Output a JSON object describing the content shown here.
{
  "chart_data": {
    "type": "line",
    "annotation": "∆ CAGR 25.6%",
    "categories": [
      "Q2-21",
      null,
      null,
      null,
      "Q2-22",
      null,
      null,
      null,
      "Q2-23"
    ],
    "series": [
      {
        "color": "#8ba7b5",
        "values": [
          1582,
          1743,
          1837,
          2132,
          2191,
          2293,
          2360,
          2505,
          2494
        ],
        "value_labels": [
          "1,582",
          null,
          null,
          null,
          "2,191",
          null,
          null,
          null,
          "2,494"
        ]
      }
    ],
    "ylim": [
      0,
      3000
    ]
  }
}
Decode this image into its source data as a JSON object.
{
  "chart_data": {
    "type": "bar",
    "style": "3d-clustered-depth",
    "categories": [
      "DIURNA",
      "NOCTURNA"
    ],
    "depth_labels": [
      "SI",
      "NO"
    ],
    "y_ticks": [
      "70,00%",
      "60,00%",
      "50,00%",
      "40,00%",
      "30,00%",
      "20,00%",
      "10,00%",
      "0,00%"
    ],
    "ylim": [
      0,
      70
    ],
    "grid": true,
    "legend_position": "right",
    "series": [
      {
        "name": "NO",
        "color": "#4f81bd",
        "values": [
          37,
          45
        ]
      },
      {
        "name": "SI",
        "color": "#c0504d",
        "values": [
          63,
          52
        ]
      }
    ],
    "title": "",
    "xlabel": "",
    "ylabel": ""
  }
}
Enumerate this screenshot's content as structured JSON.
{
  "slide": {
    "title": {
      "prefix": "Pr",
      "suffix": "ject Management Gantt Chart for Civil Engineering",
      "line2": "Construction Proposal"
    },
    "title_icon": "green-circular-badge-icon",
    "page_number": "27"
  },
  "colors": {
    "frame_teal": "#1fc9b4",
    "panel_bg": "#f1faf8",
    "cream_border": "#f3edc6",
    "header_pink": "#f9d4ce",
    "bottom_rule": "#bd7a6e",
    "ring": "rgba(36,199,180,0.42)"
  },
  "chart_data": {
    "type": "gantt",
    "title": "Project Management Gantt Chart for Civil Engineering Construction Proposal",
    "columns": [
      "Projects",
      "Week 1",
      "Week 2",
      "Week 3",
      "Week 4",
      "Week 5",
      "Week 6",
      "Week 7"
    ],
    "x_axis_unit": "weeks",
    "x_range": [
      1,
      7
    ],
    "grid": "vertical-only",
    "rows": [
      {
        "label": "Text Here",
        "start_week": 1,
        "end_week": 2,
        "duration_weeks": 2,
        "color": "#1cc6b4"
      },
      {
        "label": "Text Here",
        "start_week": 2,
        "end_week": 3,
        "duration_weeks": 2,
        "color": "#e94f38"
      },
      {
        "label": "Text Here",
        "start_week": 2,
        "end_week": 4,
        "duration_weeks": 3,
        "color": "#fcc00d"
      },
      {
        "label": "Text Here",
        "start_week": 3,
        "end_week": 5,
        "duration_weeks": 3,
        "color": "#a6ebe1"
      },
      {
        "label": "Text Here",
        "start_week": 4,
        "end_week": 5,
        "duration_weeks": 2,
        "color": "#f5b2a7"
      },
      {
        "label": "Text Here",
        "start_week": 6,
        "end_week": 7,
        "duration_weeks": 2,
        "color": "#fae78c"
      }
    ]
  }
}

WHAT YOU NEED TO DO>
The entries above must be returned in full, exactly as shown.

OUTPUT OF THE EXERCISE>
Output a JSON object describing the content shown here.
{
  "chart_data": {
    "type": "line",
    "annotation": "∆ CAGR 25.6%",
    "categories": [
      "Q2-21",
      null,
      null,
      null,
      "Q2-22",
      null,
      null,
      null,
      "Q2-23"
    ],
    "series": [
      {
        "color": "#8ba7b5",
        "values": [
          1582,
          1743,
          1837,
          2132,
          2191,
          2293,
          2360,
          2505,
          2494
        ],
        "value_labels": [
          "1,582",
          null,
          null,
          null,
          "2,191",
          null,
          null,
          null,
          "2,494"
        ]
      }
    ],
    "ylim": [
      0,
      3000
    ]
  }
}
Decode this image into its source data as a JSON object.
{
  "chart_data": {
    "type": "bar",
    "style": "3d-clustered-depth",
    "categories": [
      "DIURNA",
      "NOCTURNA"
    ],
    "depth_labels": [
      "SI",
      "NO"
    ],
    "y_ticks": [
      "70,00%",
      "60,00%",
      "50,00%",
      "40,00%",
      "30,00%",
      "20,00%",
      "10,00%",
      "0,00%"
    ],
    "ylim": [
      0,
      70
    ],
    "grid": true,
    "legend_position": "right",
    "series": [
      {
        "name": "NO",
        "color": "#4f81bd",
        "values": [
          37,
          45
        ]
      },
      {
        "name": "SI",
        "color": "#c0504d",
        "values": [
          63,
          52
        ]
      }
    ],
    "title": "",
    "xlabel": "",
    "ylabel": ""
  }
}
Enumerate this screenshot's content as structured JSON.
{
  "slide": {
    "title": {
      "prefix": "Pr",
      "suffix": "ject Management Gantt Chart for Civil Engineering",
      "line2": "Construction Proposal"
    },
    "title_icon": "green-circular-badge-icon",
    "page_number": "27"
  },
  "colors": {
    "frame_teal": "#1fc9b4",
    "panel_bg": "#f1faf8",
    "cream_border": "#f3edc6",
    "header_pink": "#f9d4ce",
    "bottom_rule": "#bd7a6e",
    "ring": "rgba(36,199,180,0.42)"
  },
  "chart_data": {
    "type": "gantt",
    "title": "Project Management Gantt Chart for Civil Engineering Construction Proposal",
    "columns": [
      "Projects",
      "Week 1",
      "Week 2",
      "Week 3",
      "Week 4",
      "Week 5",
      "Week 6",
      "Week 7"
    ],
    "x_axis_unit": "weeks",
    "x_range": [
      1,
      7
    ],
    "grid": "vertical-only",
    "rows": [
      {
        "label": "Text Here",
        "start_week": 1,
        "end_week": 2,
        "duration_weeks": 2,
        "color": "#1cc6b4"
      },
      {
        "label": "Text Here",
        "start_week": 2,
        "end_week": 3,
        "duration_weeks": 2,
        "color": "#e94f38"
      },
      {
        "label": "Text Here",
        "start_week": 2,
        "end_week": 4,
        "duration_weeks": 3,
        "color": "#fcc00d"
      },
      {
        "label": "Text Here",
        "start_week": 3,
        "end_week": 5,
        "duration_weeks": 3,
        "color": "#a6ebe1"
      },
      {
        "label": "Text Here",
        "start_week": 4,
        "end_week": 5,
        "duration_weeks": 2,
        "color": "#f5b2a7"
      },
      {
        "label": "Text Here",
        "start_week": 6,
        "end_week": 7,
        "duration_weeks": 2,
        "color": "#fae78c"
      }
    ]
  }
}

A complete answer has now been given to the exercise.